| Work to complete |
Show all the lines in the data below that include the word "right".

| Records for this task |
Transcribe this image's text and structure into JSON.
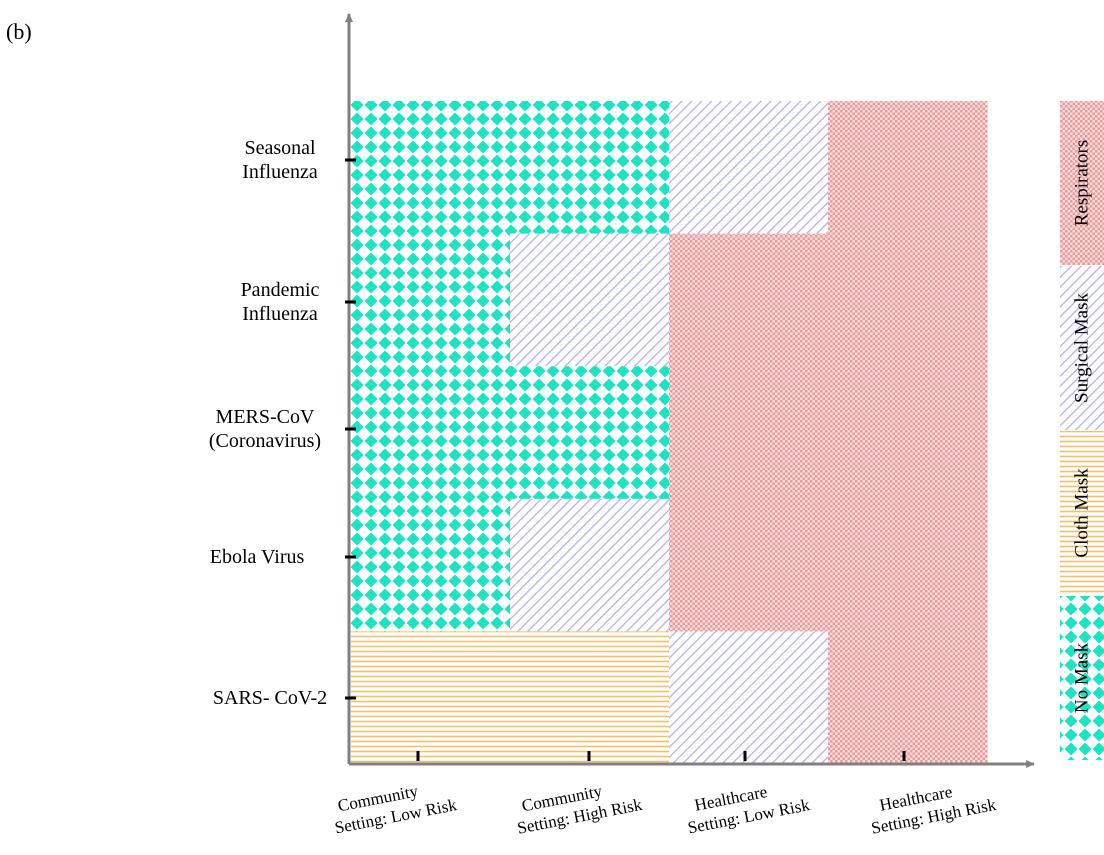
{
  "panel_label": "(b)",
  "chart_data": {
    "type": "heatmap",
    "title": "",
    "xlabel": "",
    "ylabel": "",
    "categories_x": [
      [
        "Community",
        "Setting: Low Risk"
      ],
      [
        "Community",
        "Setting: High Risk"
      ],
      [
        "Healthcare",
        "Setting: Low Risk"
      ],
      [
        "Healthcare",
        "Setting: High Risk"
      ]
    ],
    "categories_y": [
      [
        "Seasonal",
        "Influenza"
      ],
      [
        "Pandemic",
        "Influenza"
      ],
      [
        "MERS-CoV",
        "(Coronavirus)"
      ],
      [
        "Ebola Virus"
      ],
      [
        "SARS- CoV-2"
      ]
    ],
    "values": [
      [
        "No Mask",
        "No Mask",
        "Surgical Mask",
        "Respirators"
      ],
      [
        "No Mask",
        "Surgical Mask",
        "Respirators",
        "Respirators"
      ],
      [
        "No Mask",
        "No Mask",
        "Respirators",
        "Respirators"
      ],
      [
        "No Mask",
        "Surgical Mask",
        "Respirators",
        "Respirators"
      ],
      [
        "Cloth Mask",
        "Cloth Mask",
        "Surgical Mask",
        "Respirators"
      ]
    ],
    "legend": {
      "placement": "right",
      "order_top_to_bottom": [
        "Respirators",
        "Surgical Mask",
        "Cloth Mask",
        "No Mask"
      ]
    },
    "colors": {
      "No Mask": "#1ee3c0",
      "Cloth Mask": "#f0c268",
      "Surgical Mask": "#b4b0ef",
      "Respirators": "#f0a0a0"
    }
  }
}
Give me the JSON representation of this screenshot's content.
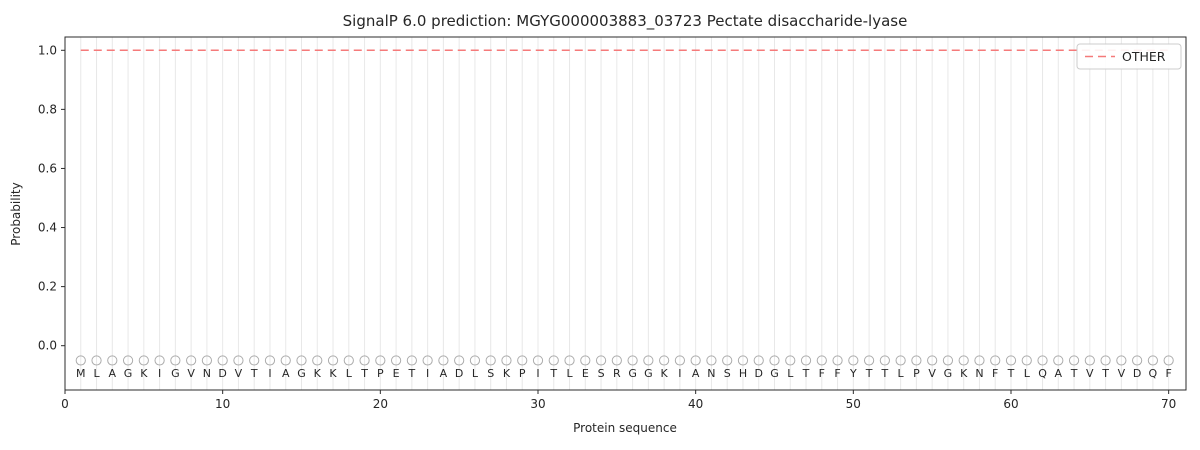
{
  "chart_data": {
    "type": "line",
    "title": "SignalP 6.0 prediction: MGYG000003883_03723 Pectate disaccharide-lyase",
    "xlabel": "Protein sequence",
    "ylabel": "Probability",
    "xlim": [
      0,
      71.1
    ],
    "ylim": [
      -0.15,
      1.045
    ],
    "xticks": [
      0,
      10,
      20,
      30,
      40,
      50,
      60,
      70
    ],
    "yticks": [
      0.0,
      0.2,
      0.4,
      0.6,
      0.8,
      1.0
    ],
    "grid": "vertical-line-at-each-residue",
    "sequence": "MLAGKIGVNDVTIAGKKLTPETIADLSKPITLESRGGKIANSHDGLTFFYTTLPVGKNFTLQATVTVDQF",
    "series": [
      {
        "name": "OTHER",
        "color": "#f57a7a",
        "linestyle": "dashed",
        "x": [
          1,
          2,
          3,
          4,
          5,
          6,
          7,
          8,
          9,
          10,
          11,
          12,
          13,
          14,
          15,
          16,
          17,
          18,
          19,
          20,
          21,
          22,
          23,
          24,
          25,
          26,
          27,
          28,
          29,
          30,
          31,
          32,
          33,
          34,
          35,
          36,
          37,
          38,
          39,
          40,
          41,
          42,
          43,
          44,
          45,
          46,
          47,
          48,
          49,
          50,
          51,
          52,
          53,
          54,
          55,
          56,
          57,
          58,
          59,
          60,
          61,
          62,
          63,
          64,
          65,
          66,
          67,
          68,
          69,
          70
        ],
        "values": [
          1.0,
          1.0,
          1.0,
          1.0,
          1.0,
          1.0,
          1.0,
          1.0,
          1.0,
          1.0,
          1.0,
          1.0,
          1.0,
          1.0,
          1.0,
          1.0,
          1.0,
          1.0,
          1.0,
          1.0,
          1.0,
          1.0,
          1.0,
          1.0,
          1.0,
          1.0,
          1.0,
          1.0,
          1.0,
          1.0,
          1.0,
          1.0,
          1.0,
          1.0,
          1.0,
          1.0,
          1.0,
          1.0,
          1.0,
          1.0,
          1.0,
          1.0,
          1.0,
          1.0,
          1.0,
          1.0,
          1.0,
          1.0,
          1.0,
          1.0,
          1.0,
          1.0,
          1.0,
          1.0,
          1.0,
          1.0,
          1.0,
          1.0,
          1.0,
          1.0,
          1.0,
          1.0,
          1.0,
          1.0,
          1.0,
          1.0,
          1.0,
          1.0,
          1.0,
          1.0
        ]
      }
    ],
    "markers": {
      "shape": "circle-outline",
      "color": "#ababab",
      "y": -0.05
    },
    "legend": {
      "position": "upper right",
      "entries": [
        {
          "label": "OTHER",
          "color": "#f57a7a",
          "linestyle": "dashed"
        }
      ]
    },
    "colors": {
      "grid": "#e8e8e8",
      "spine": "#2b2b2b",
      "letters": "#1a1a1a",
      "tick_labels": "#262626"
    }
  }
}
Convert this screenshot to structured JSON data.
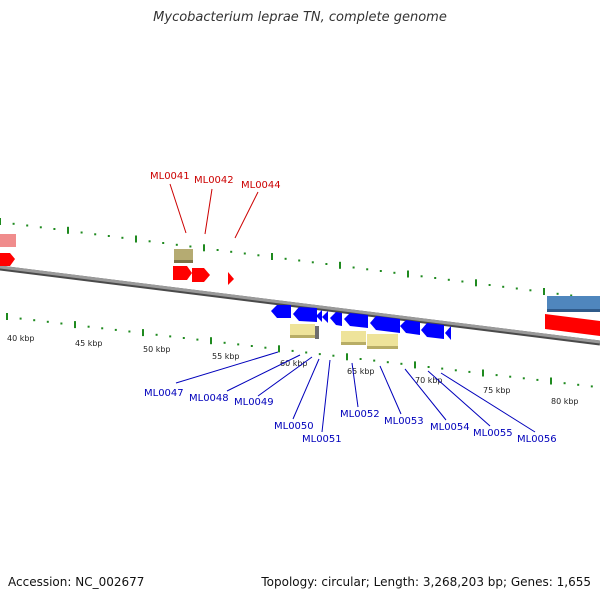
{
  "title": "Mycobacterium leprae TN, complete genome",
  "accession_label": "Accession: NC_002677",
  "topology_info": "Topology: circular; Length: 3,268,203 bp; Genes: 1,655",
  "colors": {
    "backbone": "#8a8a8a",
    "tick": "#1f8a1f",
    "forward_gene": "#ff0000",
    "reverse_gene": "#0000ff",
    "label_top": "#cc0000",
    "label_bottom": "#0000bb",
    "feature_khaki": "#b5ab72",
    "feature_yellow": "#eee39a",
    "feature_pink": "#f08c8c",
    "feature_steelblue": "#4f86bd"
  },
  "scale_labels": [
    {
      "text": "40 kbp",
      "kbp": 40
    },
    {
      "text": "45 kbp",
      "kbp": 45
    },
    {
      "text": "50 kbp",
      "kbp": 50
    },
    {
      "text": "55 kbp",
      "kbp": 55
    },
    {
      "text": "60 kbp",
      "kbp": 60
    },
    {
      "text": "65 kbp",
      "kbp": 65
    },
    {
      "text": "70 kbp",
      "kbp": 70
    },
    {
      "text": "75 kbp",
      "kbp": 75
    },
    {
      "text": "80 kbp",
      "kbp": 80
    }
  ],
  "top_gene_labels": [
    "ML0041",
    "ML0042",
    "ML0044"
  ],
  "bottom_gene_labels": [
    "ML0047",
    "ML0048",
    "ML0049",
    "ML0050",
    "ML0051",
    "ML0052",
    "ML0053",
    "ML0054",
    "ML0055",
    "ML0056"
  ]
}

| Solved problem |
      "placement": "right",
      "position": "upper right",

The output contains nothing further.